> **WHAT YOU HAVE TO DO**
Repeat every line below exactly, word for word.

> **RECORDED DATA**
════════════════════

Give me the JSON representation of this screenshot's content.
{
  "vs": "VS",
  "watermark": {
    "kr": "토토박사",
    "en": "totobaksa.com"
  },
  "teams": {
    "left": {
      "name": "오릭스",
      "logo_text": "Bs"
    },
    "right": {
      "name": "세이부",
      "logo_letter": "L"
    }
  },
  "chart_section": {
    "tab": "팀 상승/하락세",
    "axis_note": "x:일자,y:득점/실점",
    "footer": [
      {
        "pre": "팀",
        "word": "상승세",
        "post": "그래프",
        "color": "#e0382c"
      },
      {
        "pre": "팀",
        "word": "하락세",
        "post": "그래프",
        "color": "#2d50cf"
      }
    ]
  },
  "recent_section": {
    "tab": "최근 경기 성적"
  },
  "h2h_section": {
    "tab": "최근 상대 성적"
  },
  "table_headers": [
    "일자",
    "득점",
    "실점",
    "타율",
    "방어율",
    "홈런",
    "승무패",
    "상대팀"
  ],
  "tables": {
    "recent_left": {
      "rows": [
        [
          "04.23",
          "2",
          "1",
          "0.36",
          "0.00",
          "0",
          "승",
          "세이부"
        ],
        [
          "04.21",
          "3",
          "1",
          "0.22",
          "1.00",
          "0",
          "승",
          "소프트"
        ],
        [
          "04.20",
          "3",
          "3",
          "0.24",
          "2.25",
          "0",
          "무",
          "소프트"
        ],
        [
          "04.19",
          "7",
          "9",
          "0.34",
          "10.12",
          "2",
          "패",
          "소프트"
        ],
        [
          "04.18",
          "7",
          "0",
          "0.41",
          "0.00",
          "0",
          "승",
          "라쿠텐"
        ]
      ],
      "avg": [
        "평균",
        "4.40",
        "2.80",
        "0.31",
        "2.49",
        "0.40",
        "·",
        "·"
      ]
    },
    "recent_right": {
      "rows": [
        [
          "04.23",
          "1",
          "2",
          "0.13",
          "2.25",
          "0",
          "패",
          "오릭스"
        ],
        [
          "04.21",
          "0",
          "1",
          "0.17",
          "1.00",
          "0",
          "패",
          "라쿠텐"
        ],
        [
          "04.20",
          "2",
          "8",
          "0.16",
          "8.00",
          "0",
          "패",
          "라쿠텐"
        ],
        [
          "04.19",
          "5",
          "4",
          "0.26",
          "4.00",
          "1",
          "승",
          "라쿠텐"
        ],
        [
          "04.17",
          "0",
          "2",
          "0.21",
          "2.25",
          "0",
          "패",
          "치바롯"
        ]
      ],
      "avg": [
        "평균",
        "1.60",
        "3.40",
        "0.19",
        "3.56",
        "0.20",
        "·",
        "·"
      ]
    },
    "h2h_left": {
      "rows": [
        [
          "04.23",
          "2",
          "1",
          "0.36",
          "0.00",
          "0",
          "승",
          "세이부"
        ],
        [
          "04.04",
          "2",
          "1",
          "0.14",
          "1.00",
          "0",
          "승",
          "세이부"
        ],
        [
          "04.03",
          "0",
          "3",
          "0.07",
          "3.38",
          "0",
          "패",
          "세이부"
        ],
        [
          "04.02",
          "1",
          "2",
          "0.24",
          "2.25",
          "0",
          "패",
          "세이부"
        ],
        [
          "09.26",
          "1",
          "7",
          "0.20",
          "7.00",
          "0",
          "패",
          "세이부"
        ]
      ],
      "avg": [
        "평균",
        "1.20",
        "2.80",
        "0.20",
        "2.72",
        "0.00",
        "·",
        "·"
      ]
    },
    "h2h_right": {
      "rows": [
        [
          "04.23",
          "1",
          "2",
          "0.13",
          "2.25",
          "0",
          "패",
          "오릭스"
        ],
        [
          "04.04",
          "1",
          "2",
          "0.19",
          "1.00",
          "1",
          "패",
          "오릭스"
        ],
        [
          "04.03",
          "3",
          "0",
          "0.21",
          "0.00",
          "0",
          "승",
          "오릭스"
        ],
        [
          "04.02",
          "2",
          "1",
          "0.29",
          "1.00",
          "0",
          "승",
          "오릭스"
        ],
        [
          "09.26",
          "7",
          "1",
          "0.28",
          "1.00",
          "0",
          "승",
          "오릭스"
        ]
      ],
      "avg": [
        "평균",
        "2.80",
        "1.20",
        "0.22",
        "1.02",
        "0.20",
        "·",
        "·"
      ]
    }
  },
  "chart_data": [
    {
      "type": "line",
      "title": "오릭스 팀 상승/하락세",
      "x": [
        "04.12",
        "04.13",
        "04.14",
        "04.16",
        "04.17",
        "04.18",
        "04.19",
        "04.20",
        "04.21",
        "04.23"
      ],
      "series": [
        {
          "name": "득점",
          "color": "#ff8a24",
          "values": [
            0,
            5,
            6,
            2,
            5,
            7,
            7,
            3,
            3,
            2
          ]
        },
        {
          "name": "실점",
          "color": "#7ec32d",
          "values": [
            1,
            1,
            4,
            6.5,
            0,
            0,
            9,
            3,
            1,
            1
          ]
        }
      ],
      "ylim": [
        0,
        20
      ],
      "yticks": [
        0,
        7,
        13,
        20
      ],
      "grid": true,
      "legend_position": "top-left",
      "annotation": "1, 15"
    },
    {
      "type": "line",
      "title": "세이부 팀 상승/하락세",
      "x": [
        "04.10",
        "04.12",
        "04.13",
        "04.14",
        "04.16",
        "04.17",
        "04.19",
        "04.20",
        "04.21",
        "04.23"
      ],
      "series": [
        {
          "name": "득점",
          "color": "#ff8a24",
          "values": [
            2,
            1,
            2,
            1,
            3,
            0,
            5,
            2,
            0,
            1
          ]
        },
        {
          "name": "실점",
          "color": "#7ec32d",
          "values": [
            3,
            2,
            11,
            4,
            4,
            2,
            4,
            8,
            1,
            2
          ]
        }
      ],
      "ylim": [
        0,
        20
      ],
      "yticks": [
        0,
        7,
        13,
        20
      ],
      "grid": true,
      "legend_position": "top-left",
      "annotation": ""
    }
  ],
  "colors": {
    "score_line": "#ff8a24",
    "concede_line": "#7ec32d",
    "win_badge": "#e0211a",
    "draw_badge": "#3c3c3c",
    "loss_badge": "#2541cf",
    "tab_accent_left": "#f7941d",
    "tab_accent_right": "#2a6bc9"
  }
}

════════════════════

> **RESPONSE BELOW**
Give me the JSON representation of this screenshot's content.
{
  "vs": "VS",
  "watermark": {
    "kr": "토토박사",
    "en": "totobaksa.com"
  },
  "teams": {
    "left": {
      "name": "오릭스",
      "logo_text": "Bs"
    },
    "right": {
      "name": "세이부",
      "logo_letter": "L"
    }
  },
  "chart_section": {
    "tab": "팀 상승/하락세",
    "axis_note": "x:일자,y:득점/실점",
    "footer": [
      {
        "pre": "팀",
        "word": "상승세",
        "post": "그래프",
        "color": "#e0382c"
      },
      {
        "pre": "팀",
        "word": "하락세",
        "post": "그래프",
        "color": "#2d50cf"
      }
    ]
  },
  "recent_section": {
    "tab": "최근 경기 성적"
  },
  "h2h_section": {
    "tab": "최근 상대 성적"
  },
  "table_headers": [
    "일자",
    "득점",
    "실점",
    "타율",
    "방어율",
    "홈런",
    "승무패",
    "상대팀"
  ],
  "tables": {
    "recent_left": {
      "rows": [
        [
          "04.23",
          "2",
          "1",
          "0.36",
          "0.00",
          "0",
          "승",
          "세이부"
        ],
        [
          "04.21",
          "3",
          "1",
          "0.22",
          "1.00",
          "0",
          "승",
          "소프트"
        ],
        [
          "04.20",
          "3",
          "3",
          "0.24",
          "2.25",
          "0",
          "무",
          "소프트"
        ],
        [
          "04.19",
          "7",
          "9",
          "0.34",
          "10.12",
          "2",
          "패",
          "소프트"
        ],
        [
          "04.18",
          "7",
          "0",
          "0.41",
          "0.00",
          "0",
          "승",
          "라쿠텐"
        ]
      ],
      "avg": [
        "평균",
        "4.40",
        "2.80",
        "0.31",
        "2.49",
        "0.40",
        "·",
        "·"
      ]
    },
    "recent_right": {
      "rows": [
        [
          "04.23",
          "1",
          "2",
          "0.13",
          "2.25",
          "0",
          "패",
          "오릭스"
        ],
        [
          "04.21",
          "0",
          "1",
          "0.17",
          "1.00",
          "0",
          "패",
          "라쿠텐"
        ],
        [
          "04.20",
          "2",
          "8",
          "0.16",
          "8.00",
          "0",
          "패",
          "라쿠텐"
        ],
        [
          "04.19",
          "5",
          "4",
          "0.26",
          "4.00",
          "1",
          "승",
          "라쿠텐"
        ],
        [
          "04.17",
          "0",
          "2",
          "0.21",
          "2.25",
          "0",
          "패",
          "치바롯"
        ]
      ],
      "avg": [
        "평균",
        "1.60",
        "3.40",
        "0.19",
        "3.56",
        "0.20",
        "·",
        "·"
      ]
    },
    "h2h_left": {
      "rows": [
        [
          "04.23",
          "2",
          "1",
          "0.36",
          "0.00",
          "0",
          "승",
          "세이부"
        ],
        [
          "04.04",
          "2",
          "1",
          "0.14",
          "1.00",
          "0",
          "승",
          "세이부"
        ],
        [
          "04.03",
          "0",
          "3",
          "0.07",
          "3.38",
          "0",
          "패",
          "세이부"
        ],
        [
          "04.02",
          "1",
          "2",
          "0.24",
          "2.25",
          "0",
          "패",
          "세이부"
        ],
        [
          "09.26",
          "1",
          "7",
          "0.20",
          "7.00",
          "0",
          "패",
          "세이부"
        ]
      ],
      "avg": [
        "평균",
        "1.20",
        "2.80",
        "0.20",
        "2.72",
        "0.00",
        "·",
        "·"
      ]
    },
    "h2h_right": {
      "rows": [
        [
          "04.23",
          "1",
          "2",
          "0.13",
          "2.25",
          "0",
          "패",
          "오릭스"
        ],
        [
          "04.04",
          "1",
          "2",
          "0.19",
          "1.00",
          "1",
          "패",
          "오릭스"
        ],
        [
          "04.03",
          "3",
          "0",
          "0.21",
          "0.00",
          "0",
          "승",
          "오릭스"
        ],
        [
          "04.02",
          "2",
          "1",
          "0.29",
          "1.00",
          "0",
          "승",
          "오릭스"
        ],
        [
          "09.26",
          "7",
          "1",
          "0.28",
          "1.00",
          "0",
          "승",
          "오릭스"
        ]
      ],
      "avg": [
        "평균",
        "2.80",
        "1.20",
        "0.22",
        "1.02",
        "0.20",
        "·",
        "·"
      ]
    }
  },
  "chart_data": [
    {
      "type": "line",
      "title": "오릭스 팀 상승/하락세",
      "x": [
        "04.12",
        "04.13",
        "04.14",
        "04.16",
        "04.17",
        "04.18",
        "04.19",
        "04.20",
        "04.21",
        "04.23"
      ],
      "series": [
        {
          "name": "득점",
          "color": "#ff8a24",
          "values": [
            0,
            5,
            6,
            2,
            5,
            7,
            7,
            3,
            3,
            2
          ]
        },
        {
          "name": "실점",
          "color": "#7ec32d",
          "values": [
            1,
            1,
            4,
            6.5,
            0,
            0,
            9,
            3,
            1,
            1
          ]
        }
      ],
      "ylim": [
        0,
        20
      ],
      "yticks": [
        0,
        7,
        13,
        20
      ],
      "grid": true,
      "legend_position": "top-left",
      "annotation": "1, 15"
    },
    {
      "type": "line",
      "title": "세이부 팀 상승/하락세",
      "x": [
        "04.10",
        "04.12",
        "04.13",
        "04.14",
        "04.16",
        "04.17",
        "04.19",
        "04.20",
        "04.21",
        "04.23"
      ],
      "series": [
        {
          "name": "득점",
          "color": "#ff8a24",
          "values": [
            2,
            1,
            2,
            1,
            3,
            0,
            5,
            2,
            0,
            1
          ]
        },
        {
          "name": "실점",
          "color": "#7ec32d",
          "values": [
            3,
            2,
            11,
            4,
            4,
            2,
            4,
            8,
            1,
            2
          ]
        }
      ],
      "ylim": [
        0,
        20
      ],
      "yticks": [
        0,
        7,
        13,
        20
      ],
      "grid": true,
      "legend_position": "top-left",
      "annotation": ""
    }
  ],
  "colors": {
    "score_line": "#ff8a24",
    "concede_line": "#7ec32d",
    "win_badge": "#e0211a",
    "draw_badge": "#3c3c3c",
    "loss_badge": "#2541cf",
    "tab_accent_left": "#f7941d",
    "tab_accent_right": "#2a6bc9"
  }
}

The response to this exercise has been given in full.